** START OF Entries provided **

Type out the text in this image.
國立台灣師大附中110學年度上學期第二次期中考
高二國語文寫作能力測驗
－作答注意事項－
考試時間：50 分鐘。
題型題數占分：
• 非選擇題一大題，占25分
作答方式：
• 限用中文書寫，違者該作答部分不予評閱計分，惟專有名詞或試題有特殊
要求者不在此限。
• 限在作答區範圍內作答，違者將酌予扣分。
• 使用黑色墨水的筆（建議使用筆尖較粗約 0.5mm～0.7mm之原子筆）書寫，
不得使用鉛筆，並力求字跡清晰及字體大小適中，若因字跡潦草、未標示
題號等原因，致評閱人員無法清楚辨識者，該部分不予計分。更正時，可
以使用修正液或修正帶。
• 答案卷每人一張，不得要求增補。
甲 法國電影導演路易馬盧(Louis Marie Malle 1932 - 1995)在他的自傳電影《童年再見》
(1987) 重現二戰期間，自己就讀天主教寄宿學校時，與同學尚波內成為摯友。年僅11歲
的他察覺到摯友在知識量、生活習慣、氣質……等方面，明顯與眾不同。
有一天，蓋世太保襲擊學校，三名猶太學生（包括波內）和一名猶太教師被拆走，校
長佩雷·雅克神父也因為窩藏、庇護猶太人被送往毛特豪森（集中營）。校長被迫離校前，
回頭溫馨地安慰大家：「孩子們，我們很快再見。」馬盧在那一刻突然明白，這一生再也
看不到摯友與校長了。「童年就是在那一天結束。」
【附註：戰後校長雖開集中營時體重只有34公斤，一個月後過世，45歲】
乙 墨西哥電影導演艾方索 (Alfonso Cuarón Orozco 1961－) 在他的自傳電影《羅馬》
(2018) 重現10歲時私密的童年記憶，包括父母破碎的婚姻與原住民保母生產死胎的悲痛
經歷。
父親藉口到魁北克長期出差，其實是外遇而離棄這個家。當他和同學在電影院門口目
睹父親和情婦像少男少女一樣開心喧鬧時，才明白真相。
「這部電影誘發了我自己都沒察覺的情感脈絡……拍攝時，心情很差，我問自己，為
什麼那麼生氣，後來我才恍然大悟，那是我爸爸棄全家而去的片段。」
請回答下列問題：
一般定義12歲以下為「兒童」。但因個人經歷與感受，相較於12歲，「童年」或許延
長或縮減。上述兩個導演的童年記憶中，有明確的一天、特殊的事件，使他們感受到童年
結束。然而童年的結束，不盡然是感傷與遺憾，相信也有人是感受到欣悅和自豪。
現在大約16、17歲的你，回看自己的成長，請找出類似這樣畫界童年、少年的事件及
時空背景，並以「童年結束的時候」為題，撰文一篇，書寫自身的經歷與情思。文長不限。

** END OF Entries provided **

> Work instructions
Repeat the data precisely, reproducing every entry.

> The result
Type out the text in this image.
國立台灣師大附中110學年度上學期第二次期中考
高二國語文寫作能力測驗
－作答注意事項－
考試時間：50 分鐘。
題型題數占分：
• 非選擇題一大題，占25分
作答方式：
• 限用中文書寫，違者該作答部分不予評閱計分，惟專有名詞或試題有特殊
要求者不在此限。
• 限在作答區範圍內作答，違者將酌予扣分。
• 使用黑色墨水的筆（建議使用筆尖較粗約 0.5mm～0.7mm之原子筆）書寫，
不得使用鉛筆，並力求字跡清晰及字體大小適中，若因字跡潦草、未標示
題號等原因，致評閱人員無法清楚辨識者，該部分不予計分。更正時，可
以使用修正液或修正帶。
• 答案卷每人一張，不得要求增補。
甲 法國電影導演路易馬盧(Louis Marie Malle 1932 - 1995)在他的自傳電影《童年再見》
(1987) 重現二戰期間，自己就讀天主教寄宿學校時，與同學尚波內成為摯友。年僅11歲
的他察覺到摯友在知識量、生活習慣、氣質……等方面，明顯與眾不同。
有一天，蓋世太保襲擊學校，三名猶太學生（包括波內）和一名猶太教師被拆走，校
長佩雷·雅克神父也因為窩藏、庇護猶太人被送往毛特豪森（集中營）。校長被迫離校前，
回頭溫馨地安慰大家：「孩子們，我們很快再見。」馬盧在那一刻突然明白，這一生再也
看不到摯友與校長了。「童年就是在那一天結束。」
【附註：戰後校長雖開集中營時體重只有34公斤，一個月後過世，45歲】
乙 墨西哥電影導演艾方索 (Alfonso Cuarón Orozco 1961－) 在他的自傳電影《羅馬》
(2018) 重現10歲時私密的童年記憶，包括父母破碎的婚姻與原住民保母生產死胎的悲痛
經歷。
父親藉口到魁北克長期出差，其實是外遇而離棄這個家。當他和同學在電影院門口目
睹父親和情婦像少男少女一樣開心喧鬧時，才明白真相。
「這部電影誘發了我自己都沒察覺的情感脈絡……拍攝時，心情很差，我問自己，為
什麼那麼生氣，後來我才恍然大悟，那是我爸爸棄全家而去的片段。」
請回答下列問題：
一般定義12歲以下為「兒童」。但因個人經歷與感受，相較於12歲，「童年」或許延
長或縮減。上述兩個導演的童年記憶中，有明確的一天、特殊的事件，使他們感受到童年
結束。然而童年的結束，不盡然是感傷與遺憾，相信也有人是感受到欣悅和自豪。
現在大約16、17歲的你，回看自己的成長，請找出類似這樣畫界童年、少年的事件及
時空背景，並以「童年結束的時候」為題，撰文一篇，書寫自身的經歷與情思。文長不限。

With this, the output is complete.